[Exercise brief] Transcribe the records below exactly as they appear, omitting any pictures.

[Stored records]
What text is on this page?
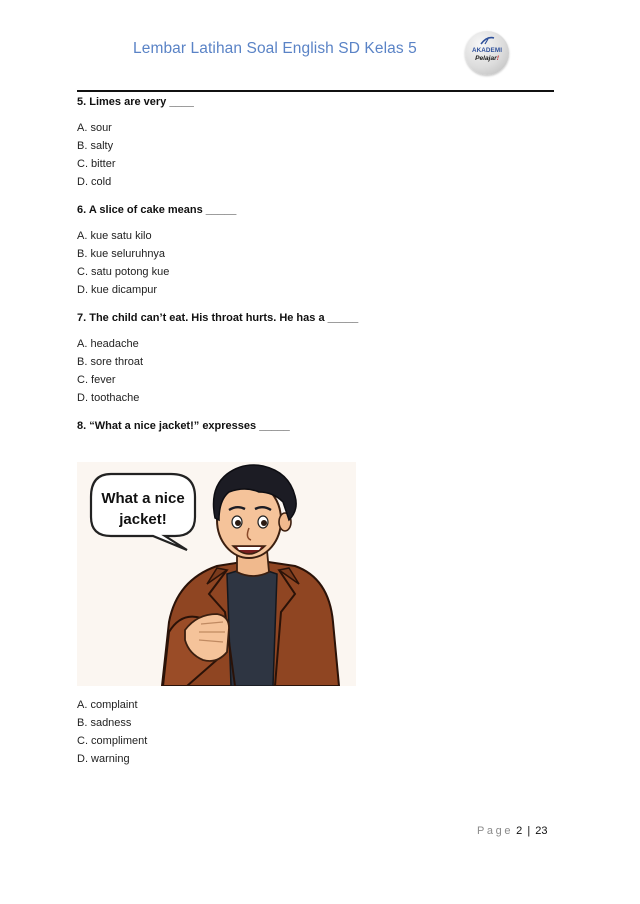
Lembar Latihan Soal English SD Kelas 5	AKADEMI
Pelajar!
5. Limes are very ____
A. sour
B. salty
C. bitter
D. cold
6. A slice of cake means _____
A. kue satu kilo
B. kue seluruhnya
C. satu potong kue
D. kue dicampur
7. The child can’t eat. His throat hurts. He has a _____
A. headache
B. sore throat
C. fever
D. toothache
8. “What a nice jacket!” expresses _____
What a nice
jacket!
A. complaint
B. sadness
C. compliment
D. warning
Page 2 | 23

[Finished task]
What text is on this page?
Lembar Latihan Soal English SD Kelas 5	AKADEMI
Pelajar!
5. Limes are very ____
A. sour
B. salty
C. bitter
D. cold
6. A slice of cake means _____
A. kue satu kilo
B. kue seluruhnya
C. satu potong kue
D. kue dicampur
7. The child can’t eat. His throat hurts. He has a _____
A. headache
B. sore throat
C. fever
D. toothache
8. “What a nice jacket!” expresses _____
What a nice
jacket!
A. complaint
B. sadness
C. compliment
D. warning
Page 2 | 23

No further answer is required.